Stated goal:
Identify the lines that contain the word "name", then copy them.

Dataset excerpts:
◇ ◇ ◇ ◇ ◇

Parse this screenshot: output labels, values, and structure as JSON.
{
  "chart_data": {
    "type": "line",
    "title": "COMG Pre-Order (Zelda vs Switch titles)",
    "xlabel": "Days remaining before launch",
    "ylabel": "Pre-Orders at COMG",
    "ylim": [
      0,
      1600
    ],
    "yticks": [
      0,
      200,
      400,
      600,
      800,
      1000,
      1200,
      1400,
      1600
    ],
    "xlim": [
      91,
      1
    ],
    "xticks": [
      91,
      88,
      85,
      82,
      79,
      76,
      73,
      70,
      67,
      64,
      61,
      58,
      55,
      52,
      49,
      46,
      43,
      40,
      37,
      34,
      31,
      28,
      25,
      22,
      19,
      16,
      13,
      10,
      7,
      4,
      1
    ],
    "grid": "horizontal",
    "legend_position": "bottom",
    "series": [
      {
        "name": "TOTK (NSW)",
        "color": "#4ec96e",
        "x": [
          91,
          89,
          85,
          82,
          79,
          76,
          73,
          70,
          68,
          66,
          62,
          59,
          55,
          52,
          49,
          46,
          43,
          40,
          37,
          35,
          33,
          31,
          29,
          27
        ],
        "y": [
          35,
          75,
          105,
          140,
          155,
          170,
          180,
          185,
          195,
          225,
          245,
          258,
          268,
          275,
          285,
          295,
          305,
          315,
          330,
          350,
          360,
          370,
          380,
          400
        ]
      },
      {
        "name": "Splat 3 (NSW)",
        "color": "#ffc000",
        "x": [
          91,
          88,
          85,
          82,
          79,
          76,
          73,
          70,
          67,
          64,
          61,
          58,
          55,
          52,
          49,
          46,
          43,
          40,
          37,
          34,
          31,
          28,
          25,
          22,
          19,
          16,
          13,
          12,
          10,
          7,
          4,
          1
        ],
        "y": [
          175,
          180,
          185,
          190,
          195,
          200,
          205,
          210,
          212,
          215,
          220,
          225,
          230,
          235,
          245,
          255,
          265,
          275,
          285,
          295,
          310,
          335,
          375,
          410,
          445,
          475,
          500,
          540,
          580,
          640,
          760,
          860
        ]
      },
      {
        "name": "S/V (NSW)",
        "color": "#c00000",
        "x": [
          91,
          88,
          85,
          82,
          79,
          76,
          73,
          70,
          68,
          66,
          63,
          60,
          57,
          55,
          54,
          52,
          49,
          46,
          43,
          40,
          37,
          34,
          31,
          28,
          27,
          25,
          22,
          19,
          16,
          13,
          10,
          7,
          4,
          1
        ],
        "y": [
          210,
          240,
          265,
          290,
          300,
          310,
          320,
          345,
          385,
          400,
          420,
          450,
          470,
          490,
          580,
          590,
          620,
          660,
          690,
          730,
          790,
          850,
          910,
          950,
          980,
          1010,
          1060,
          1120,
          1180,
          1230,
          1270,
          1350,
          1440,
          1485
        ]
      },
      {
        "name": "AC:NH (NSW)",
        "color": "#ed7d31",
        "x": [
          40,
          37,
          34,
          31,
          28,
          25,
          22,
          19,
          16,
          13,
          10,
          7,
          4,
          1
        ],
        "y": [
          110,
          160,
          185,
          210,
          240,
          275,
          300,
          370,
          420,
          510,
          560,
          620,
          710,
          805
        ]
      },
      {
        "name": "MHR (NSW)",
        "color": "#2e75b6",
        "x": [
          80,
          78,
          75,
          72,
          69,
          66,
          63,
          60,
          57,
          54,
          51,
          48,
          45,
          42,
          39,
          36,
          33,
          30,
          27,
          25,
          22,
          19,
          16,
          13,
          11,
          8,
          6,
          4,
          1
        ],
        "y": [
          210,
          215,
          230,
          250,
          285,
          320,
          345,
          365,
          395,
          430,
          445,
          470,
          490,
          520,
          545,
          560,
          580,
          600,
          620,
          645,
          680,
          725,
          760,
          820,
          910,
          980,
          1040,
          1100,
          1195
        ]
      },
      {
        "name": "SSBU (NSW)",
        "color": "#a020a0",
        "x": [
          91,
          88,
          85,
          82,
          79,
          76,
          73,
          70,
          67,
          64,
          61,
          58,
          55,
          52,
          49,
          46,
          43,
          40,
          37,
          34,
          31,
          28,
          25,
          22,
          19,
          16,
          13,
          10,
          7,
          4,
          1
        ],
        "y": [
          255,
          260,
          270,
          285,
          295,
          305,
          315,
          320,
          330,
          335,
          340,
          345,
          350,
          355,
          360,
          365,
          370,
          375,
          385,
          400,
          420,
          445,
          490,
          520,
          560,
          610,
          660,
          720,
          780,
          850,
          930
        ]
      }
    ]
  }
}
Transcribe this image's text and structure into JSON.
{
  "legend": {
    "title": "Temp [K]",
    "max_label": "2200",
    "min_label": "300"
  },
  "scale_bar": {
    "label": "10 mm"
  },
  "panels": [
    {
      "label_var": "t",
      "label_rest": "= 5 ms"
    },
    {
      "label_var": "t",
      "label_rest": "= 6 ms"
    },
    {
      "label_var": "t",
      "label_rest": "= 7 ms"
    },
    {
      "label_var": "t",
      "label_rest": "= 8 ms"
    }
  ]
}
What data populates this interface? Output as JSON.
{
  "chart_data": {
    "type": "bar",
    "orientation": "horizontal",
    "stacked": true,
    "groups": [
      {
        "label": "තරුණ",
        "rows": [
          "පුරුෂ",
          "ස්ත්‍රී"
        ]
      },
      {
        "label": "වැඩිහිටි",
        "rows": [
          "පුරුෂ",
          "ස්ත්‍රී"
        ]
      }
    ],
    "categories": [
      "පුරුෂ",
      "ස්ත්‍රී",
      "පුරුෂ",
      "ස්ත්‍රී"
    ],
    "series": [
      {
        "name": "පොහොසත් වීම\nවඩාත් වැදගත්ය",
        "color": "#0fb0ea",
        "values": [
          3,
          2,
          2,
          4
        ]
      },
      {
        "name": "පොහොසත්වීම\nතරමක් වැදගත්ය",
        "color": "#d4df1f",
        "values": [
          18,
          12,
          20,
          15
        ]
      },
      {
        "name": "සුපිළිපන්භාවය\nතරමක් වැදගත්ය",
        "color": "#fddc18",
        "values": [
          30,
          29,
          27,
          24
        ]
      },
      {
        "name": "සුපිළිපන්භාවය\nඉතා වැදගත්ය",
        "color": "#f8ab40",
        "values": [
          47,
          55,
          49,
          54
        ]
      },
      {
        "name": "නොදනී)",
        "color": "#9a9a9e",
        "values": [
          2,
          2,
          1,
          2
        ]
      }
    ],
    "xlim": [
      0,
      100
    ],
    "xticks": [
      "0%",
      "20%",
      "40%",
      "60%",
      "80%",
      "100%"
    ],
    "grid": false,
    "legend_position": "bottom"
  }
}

◇ ◇ ◇ ◇ ◇

Task result:
        "name": "TOTK (NSW)",
        "name": "Splat 3 (NSW)",
        "name": "S/V (NSW)",
        "name": "AC:NH (NSW)",
        "name": "MHR (NSW)",
        "name": "SSBU (NSW)",
        "name": "පොහොසත් වීම\nවඩාත් වැදගත්ය",
        "name": "පොහොසත්වීම\nතරමක් වැදගත්ය",
        "name": "සුපිළිපන්භාවය\nතරමක් වැදගත්ය",
        "name": "සුපිළිපන්භාවය\nඉතා වැදගත්ය",
        "name": "නොදනී)",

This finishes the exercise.